**RECORDS PROVIDED**
--
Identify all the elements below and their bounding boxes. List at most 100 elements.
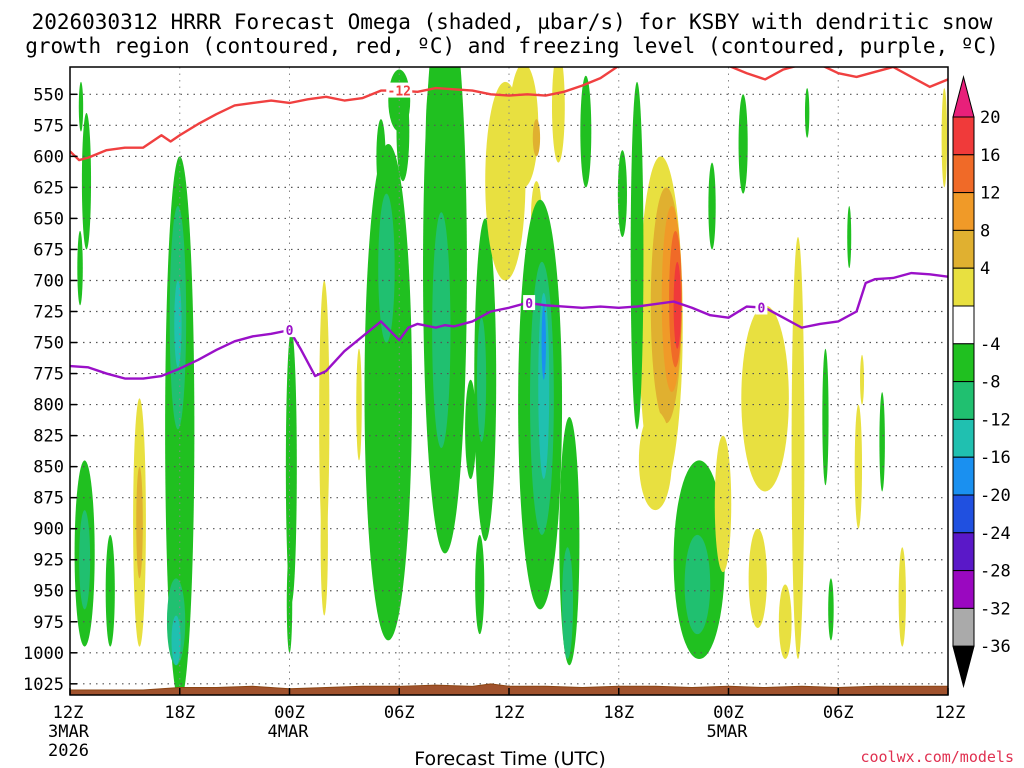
- omega-region-l4: [425, 67, 446, 200]
- x-tick-date-h36: 5MAR: [707, 722, 749, 742]
- omega-region-l4: [465, 379, 477, 480]
- omega-region-g4: [320, 466, 328, 616]
- x-tick-date-h12: 4MAR: [268, 722, 310, 742]
- omega-region-g4: [941, 88, 948, 188]
- y-tick-label-725: 725: [33, 302, 64, 322]
- contours: 0 0 0 -12: [70, 67, 948, 380]
- omega-region-l8: [79, 510, 91, 610]
- x-axis-label: Forecast Time (UTC): [414, 748, 605, 768]
- colorbar-segment-12: [952, 570, 975, 609]
- x-tick-year-h0: 2026: [48, 741, 89, 761]
- omega-region-l8: [562, 547, 574, 660]
- colorbar-label-3: 8: [980, 221, 990, 241]
- omega-region-l4: [475, 534, 485, 635]
- colorbar-arrow-top: [952, 75, 975, 118]
- omega-region-g4: [898, 547, 906, 647]
- dgz-label-bg: [386, 82, 413, 98]
- x-tick-label-h42: 06Z: [823, 703, 854, 723]
- x-tick-label-h24: 12Z: [494, 703, 525, 723]
- freezing-level-line: [70, 271, 948, 380]
- colorbar-label-5: -4: [980, 335, 1000, 355]
- colorbar: 20 16 12 8 4 -4 -8 -12 -16 -20 -24 -28 -32 -36: [952, 75, 1011, 689]
- freezing-level-label-0: 0: [286, 324, 294, 339]
- colorbar-label-10: -24: [980, 524, 1011, 544]
- freezing-level-label-1: 0: [525, 297, 533, 312]
- omega-region-l4: [708, 162, 716, 250]
- omega-region-l8: [476, 317, 487, 442]
- colorbar-label-4: 4: [980, 259, 990, 279]
- freezing-label-bg: [523, 295, 536, 311]
- colorbar-segment-9: [952, 456, 975, 496]
- x-tick-label-h30: 18Z: [603, 703, 634, 723]
- colorbar-label-1: 16: [980, 146, 1000, 166]
- omega-region-l4: [617, 150, 627, 238]
- colorbar-label-7: -12: [980, 410, 1011, 430]
- y-tick-label-775: 775: [33, 365, 64, 385]
- chart-title-line1: 2026030312 HRRR Forecast Omega (shaded, …: [32, 10, 993, 34]
- omega-region-l4: [580, 75, 592, 188]
- y-tick-label-600: 600: [33, 147, 64, 167]
- y-tick-label-650: 650: [33, 209, 64, 229]
- omega-region-l4: [738, 94, 748, 194]
- y-tick-label-1025: 1025: [23, 675, 64, 695]
- omega-region-g20: [673, 261, 681, 349]
- y-tick-label-1000: 1000: [23, 644, 64, 664]
- omega-region-l4: [81, 112, 92, 250]
- omega-region-l4: [804, 88, 810, 138]
- omega-region-l8: [378, 193, 395, 343]
- x-tick-label-h6: 18Z: [164, 703, 195, 723]
- omega-region-g4: [509, 67, 539, 188]
- colorbar-segment-10: [952, 494, 975, 534]
- colorbar-label-13: -36: [980, 637, 1011, 657]
- omega-region-l4: [286, 553, 293, 653]
- y-tick-label-925: 925: [33, 551, 64, 571]
- colorbar-label-2: 12: [980, 184, 1000, 204]
- omega-region-g4: [638, 410, 672, 511]
- omega-region-g4: [791, 237, 805, 660]
- x-tick-label-h48: 12Z: [935, 703, 966, 723]
- colorbar-segment-5: [952, 305, 975, 345]
- omega-region-l12: [171, 615, 181, 666]
- omega-region-l4: [630, 81, 644, 430]
- omega-region-g4: [714, 435, 732, 573]
- colorbar-label-6: -8: [980, 373, 1000, 393]
- chart-title-line2: growth region (contoured, red, ºC) and f…: [25, 34, 999, 58]
- x-tick-label-h0: 12Z: [53, 703, 84, 723]
- y-tick-label-800: 800: [33, 396, 64, 416]
- omega-region-l8: [432, 212, 451, 449]
- x-tick-label-h18: 06Z: [384, 703, 415, 723]
- credit-text: coolwx.com/models: [860, 748, 1014, 766]
- omega-region-l12: [538, 292, 550, 480]
- x-tick-date-h0: 3MAR: [48, 722, 90, 742]
- y-tick-label-575: 575: [33, 116, 64, 136]
- colorbar-segment-11: [952, 532, 975, 572]
- omega-region-l4: [828, 578, 834, 641]
- colorbar-label-8: -16: [980, 448, 1011, 468]
- y-tick-label-550: 550: [33, 85, 64, 105]
- omega-region-g4: [860, 354, 865, 405]
- colorbar-segment-7: [952, 381, 975, 420]
- omega-region-l8: [684, 534, 711, 635]
- y-tick-label-625: 625: [33, 178, 64, 198]
- y-tick-label-875: 875: [33, 489, 64, 509]
- colorbar-segment-4: [952, 267, 975, 307]
- colorbar-arrow-bottom: [952, 645, 975, 689]
- omega-region-g4: [551, 67, 565, 163]
- omega-region-l4: [77, 230, 83, 306]
- omega-region-l4: [847, 206, 852, 269]
- freezing-level-label-2: 0: [758, 302, 766, 317]
- omega-region-g4: [319, 280, 330, 554]
- omega-region-g4: [854, 404, 863, 529]
- omega-region-g4: [741, 305, 789, 492]
- omega-region-l4: [78, 81, 84, 132]
- omega-region-l4: [376, 119, 386, 194]
- y-tick-label-825: 825: [33, 427, 64, 447]
- colorbar-label-9: -20: [980, 486, 1011, 506]
- colorbar-segment-13: [952, 607, 975, 647]
- colorbar-segment-0: [952, 116, 975, 156]
- y-tick-label-675: 675: [33, 240, 64, 260]
- y-tick-label-850: 850: [33, 458, 64, 478]
- colorbar-segment-6: [952, 343, 975, 383]
- freezing-label-bg: [755, 299, 768, 315]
--
**EXERCISE OBJECTIVE**
In the listing, switch every "omega-region-l4" to "omega-region-lt4" and leave everything else unchanged. Leave the pictures out of your copy.

**RESULT OF THIS EXERCISE**
Identify all the elements below and their bounding boxes. List at most 100 elements.
- omega-region-lt4: [425, 67, 446, 200]
- x-tick-date-h36: 5MAR: [707, 722, 749, 742]
- omega-region-lt4: [465, 379, 477, 480]
- omega-region-g4: [320, 466, 328, 616]
- x-tick-date-h12: 4MAR: [268, 722, 310, 742]
- omega-region-g4: [941, 88, 948, 188]
- y-tick-label-725: 725: [33, 302, 64, 322]
- contours: 0 0 0 -12: [70, 67, 948, 380]
- omega-region-l8: [79, 510, 91, 610]
- x-axis-label: Forecast Time (UTC): [414, 748, 605, 768]
- colorbar-segment-12: [952, 570, 975, 609]
- x-tick-year-h0: 2026: [48, 741, 89, 761]
- omega-region-l8: [562, 547, 574, 660]
- colorbar-label-3: 8: [980, 221, 990, 241]
- omega-region-lt4: [475, 534, 485, 635]
- colorbar-arrow-top: [952, 75, 975, 118]
- omega-region-g4: [898, 547, 906, 647]
- dgz-label-bg: [386, 82, 413, 98]
- x-tick-label-h42: 06Z: [823, 703, 854, 723]
- x-tick-label-h24: 12Z: [494, 703, 525, 723]
- freezing-level-line: [70, 271, 948, 380]
- colorbar-label-5: -4: [980, 335, 1000, 355]
- colorbar: 20 16 12 8 4 -4 -8 -12 -16 -20 -24 -28 -32 -36: [952, 75, 1011, 689]
- freezing-level-label-0: 0: [286, 324, 294, 339]
- colorbar-label-10: -24: [980, 524, 1011, 544]
- freezing-level-label-1: 0: [525, 297, 533, 312]
- omega-region-lt4: [708, 162, 716, 250]
- omega-region-l8: [476, 317, 487, 442]
- colorbar-label-4: 4: [980, 259, 990, 279]
- freezing-label-bg: [523, 295, 536, 311]
- colorbar-segment-9: [952, 456, 975, 496]
- x-tick-label-h30: 18Z: [603, 703, 634, 723]
- colorbar-label-1: 16: [980, 146, 1000, 166]
- omega-region-lt4: [617, 150, 627, 238]
- colorbar-label-7: -12: [980, 410, 1011, 430]
- y-tick-label-775: 775: [33, 365, 64, 385]
- chart-title-line1: 2026030312 HRRR Forecast Omega (shaded, …: [32, 10, 993, 34]
- omega-region-lt4: [580, 75, 592, 188]
- y-tick-label-600: 600: [33, 147, 64, 167]
- y-tick-label-650: 650: [33, 209, 64, 229]
- omega-region-lt4: [738, 94, 748, 194]
- y-tick-label-1025: 1025: [23, 675, 64, 695]
- omega-region-g20: [673, 261, 681, 349]
- y-tick-label-1000: 1000: [23, 644, 64, 664]
- omega-region-lt4: [81, 112, 92, 250]
- omega-region-lt4: [804, 88, 810, 138]
- omega-region-l8: [378, 193, 395, 343]
- x-tick-label-h6: 18Z: [164, 703, 195, 723]
- omega-region-g4: [509, 67, 539, 188]
- colorbar-segment-10: [952, 494, 975, 534]
- colorbar-label-13: -36: [980, 637, 1011, 657]
- omega-region-lt4: [286, 553, 293, 653]
- y-tick-label-925: 925: [33, 551, 64, 571]
- colorbar-label-2: 12: [980, 184, 1000, 204]
- omega-region-g4: [638, 410, 672, 511]
- omega-region-g4: [791, 237, 805, 660]
- x-tick-label-h48: 12Z: [935, 703, 966, 723]
- colorbar-segment-5: [952, 305, 975, 345]
- omega-region-l12: [171, 615, 181, 666]
- omega-region-lt4: [630, 81, 644, 430]
- omega-region-g4: [714, 435, 732, 573]
- colorbar-label-6: -8: [980, 373, 1000, 393]
- chart-title-line2: growth region (contoured, red, ºC) and f…: [25, 34, 999, 58]
- x-tick-label-h0: 12Z: [53, 703, 84, 723]
- y-tick-label-800: 800: [33, 396, 64, 416]
- omega-region-l8: [432, 212, 451, 449]
- x-tick-label-h18: 06Z: [384, 703, 415, 723]
- credit-text: coolwx.com/models: [860, 748, 1014, 766]
- omega-region-l12: [538, 292, 550, 480]
- x-tick-date-h0: 3MAR: [48, 722, 90, 742]
- y-tick-label-575: 575: [33, 116, 64, 136]
- colorbar-segment-11: [952, 532, 975, 572]
- omega-region-lt4: [828, 578, 834, 641]
- colorbar-label-8: -16: [980, 448, 1011, 468]
- y-tick-label-550: 550: [33, 85, 64, 105]
- omega-region-g4: [860, 354, 865, 405]
- colorbar-segment-7: [952, 381, 975, 420]
- omega-region-l8: [684, 534, 711, 635]
- y-tick-label-625: 625: [33, 178, 64, 198]
- y-tick-label-875: 875: [33, 489, 64, 509]
- colorbar-segment-4: [952, 267, 975, 307]
- colorbar-arrow-bottom: [952, 645, 975, 689]
- omega-region-g4: [551, 67, 565, 163]
- omega-region-lt4: [77, 230, 83, 306]
- omega-region-lt4: [847, 206, 852, 269]
- freezing-level-label-2: 0: [758, 302, 766, 317]
- omega-region-g4: [319, 280, 330, 554]
- omega-region-g4: [854, 404, 863, 529]
- omega-region-g4: [741, 305, 789, 492]
- omega-region-lt4: [78, 81, 84, 132]
- omega-region-lt4: [376, 119, 386, 194]
- y-tick-label-825: 825: [33, 427, 64, 447]
- colorbar-label-9: -20: [980, 486, 1011, 506]
- colorbar-segment-13: [952, 607, 975, 647]
- colorbar-segment-0: [952, 116, 975, 156]
- y-tick-label-675: 675: [33, 240, 64, 260]
- y-tick-label-850: 850: [33, 458, 64, 478]
- colorbar-segment-6: [952, 343, 975, 383]
- freezing-label-bg: [755, 299, 768, 315]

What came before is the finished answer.